** Start of Available data **

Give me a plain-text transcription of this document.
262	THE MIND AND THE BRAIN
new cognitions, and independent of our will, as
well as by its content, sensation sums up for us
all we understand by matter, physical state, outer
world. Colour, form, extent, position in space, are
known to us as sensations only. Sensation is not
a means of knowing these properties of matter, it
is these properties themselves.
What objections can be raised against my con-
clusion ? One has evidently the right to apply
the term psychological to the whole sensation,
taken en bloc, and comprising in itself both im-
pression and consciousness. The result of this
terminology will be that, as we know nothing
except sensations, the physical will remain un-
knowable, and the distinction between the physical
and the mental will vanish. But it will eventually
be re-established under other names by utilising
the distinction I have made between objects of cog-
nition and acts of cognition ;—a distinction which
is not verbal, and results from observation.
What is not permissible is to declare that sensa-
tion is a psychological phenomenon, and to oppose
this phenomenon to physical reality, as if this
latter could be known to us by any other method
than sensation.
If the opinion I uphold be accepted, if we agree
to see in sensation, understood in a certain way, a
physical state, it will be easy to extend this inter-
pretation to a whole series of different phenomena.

** End of Available data **
** Start of Available data **

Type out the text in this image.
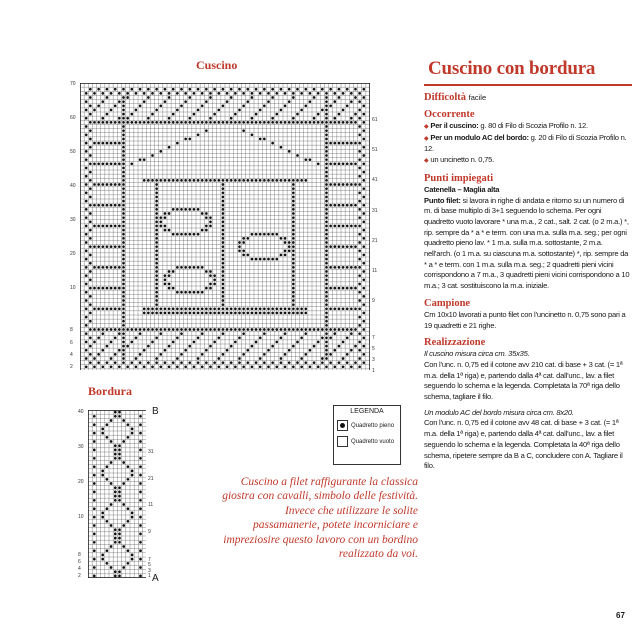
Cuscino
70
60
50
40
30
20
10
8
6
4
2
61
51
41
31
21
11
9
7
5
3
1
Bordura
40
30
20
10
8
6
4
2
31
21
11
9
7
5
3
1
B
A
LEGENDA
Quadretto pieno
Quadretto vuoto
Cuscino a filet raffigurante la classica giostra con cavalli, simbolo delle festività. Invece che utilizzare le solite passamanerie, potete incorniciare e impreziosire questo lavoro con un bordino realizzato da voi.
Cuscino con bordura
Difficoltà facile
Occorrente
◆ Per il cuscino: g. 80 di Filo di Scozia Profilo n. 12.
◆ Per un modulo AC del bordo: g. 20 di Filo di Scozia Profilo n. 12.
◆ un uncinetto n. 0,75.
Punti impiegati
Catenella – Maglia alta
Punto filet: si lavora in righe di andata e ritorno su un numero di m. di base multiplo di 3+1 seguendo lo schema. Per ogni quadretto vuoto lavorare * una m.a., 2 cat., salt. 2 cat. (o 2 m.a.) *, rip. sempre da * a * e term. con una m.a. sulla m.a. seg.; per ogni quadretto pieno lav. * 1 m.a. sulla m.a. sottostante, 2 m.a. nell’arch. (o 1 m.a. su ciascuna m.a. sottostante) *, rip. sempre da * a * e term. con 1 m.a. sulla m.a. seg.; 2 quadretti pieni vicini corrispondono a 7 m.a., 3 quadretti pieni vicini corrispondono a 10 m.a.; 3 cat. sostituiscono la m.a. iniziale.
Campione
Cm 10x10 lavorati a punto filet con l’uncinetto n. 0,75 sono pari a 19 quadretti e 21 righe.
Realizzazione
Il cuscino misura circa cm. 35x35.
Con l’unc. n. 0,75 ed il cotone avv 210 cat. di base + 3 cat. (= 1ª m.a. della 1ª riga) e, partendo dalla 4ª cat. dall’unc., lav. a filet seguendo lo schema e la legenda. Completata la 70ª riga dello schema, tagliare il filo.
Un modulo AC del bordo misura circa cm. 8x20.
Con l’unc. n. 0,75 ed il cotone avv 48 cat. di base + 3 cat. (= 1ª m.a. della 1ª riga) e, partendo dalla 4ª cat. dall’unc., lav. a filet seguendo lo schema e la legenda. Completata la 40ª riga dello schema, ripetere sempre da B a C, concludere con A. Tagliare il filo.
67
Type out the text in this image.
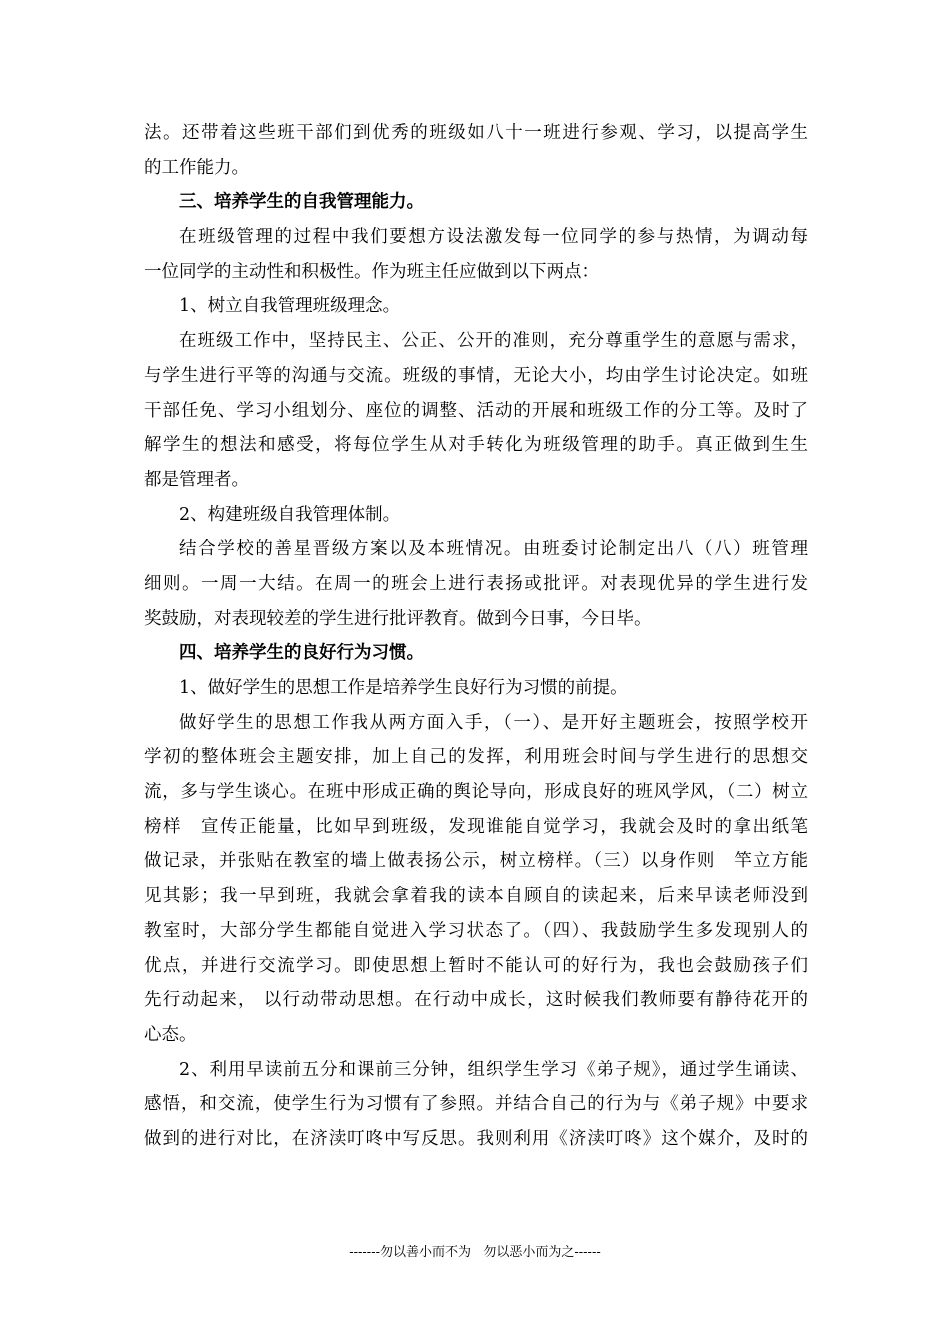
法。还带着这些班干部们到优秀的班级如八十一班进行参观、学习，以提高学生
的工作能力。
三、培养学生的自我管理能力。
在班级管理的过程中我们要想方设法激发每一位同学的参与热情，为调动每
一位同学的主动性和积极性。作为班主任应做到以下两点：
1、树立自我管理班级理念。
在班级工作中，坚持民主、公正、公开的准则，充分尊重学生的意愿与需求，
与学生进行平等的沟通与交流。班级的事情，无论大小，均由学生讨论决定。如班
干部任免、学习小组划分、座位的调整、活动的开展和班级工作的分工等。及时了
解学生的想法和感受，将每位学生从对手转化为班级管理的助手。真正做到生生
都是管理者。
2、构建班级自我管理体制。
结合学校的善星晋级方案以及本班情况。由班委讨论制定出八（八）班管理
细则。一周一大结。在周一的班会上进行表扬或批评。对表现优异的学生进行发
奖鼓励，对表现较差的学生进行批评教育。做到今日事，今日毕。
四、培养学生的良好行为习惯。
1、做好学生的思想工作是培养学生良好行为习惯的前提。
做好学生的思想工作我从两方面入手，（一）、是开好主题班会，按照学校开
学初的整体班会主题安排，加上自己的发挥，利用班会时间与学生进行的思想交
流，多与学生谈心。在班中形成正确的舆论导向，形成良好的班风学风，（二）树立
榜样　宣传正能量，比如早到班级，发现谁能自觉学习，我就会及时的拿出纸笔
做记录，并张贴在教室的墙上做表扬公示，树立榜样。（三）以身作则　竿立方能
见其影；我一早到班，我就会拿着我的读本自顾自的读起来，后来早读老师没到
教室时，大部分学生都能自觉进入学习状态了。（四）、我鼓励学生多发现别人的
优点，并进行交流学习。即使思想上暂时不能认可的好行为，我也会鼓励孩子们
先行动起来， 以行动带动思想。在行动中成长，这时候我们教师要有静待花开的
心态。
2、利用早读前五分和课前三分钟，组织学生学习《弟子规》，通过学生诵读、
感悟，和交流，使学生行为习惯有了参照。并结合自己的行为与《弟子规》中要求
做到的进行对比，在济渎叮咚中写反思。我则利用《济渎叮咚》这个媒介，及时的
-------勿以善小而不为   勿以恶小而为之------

** End of Available data **

**Task goal:**
From the entries above, select each line containing the string "What".

**Correct result:**
What objections can be raised against my con-
What is not permissible is to declare that sensa-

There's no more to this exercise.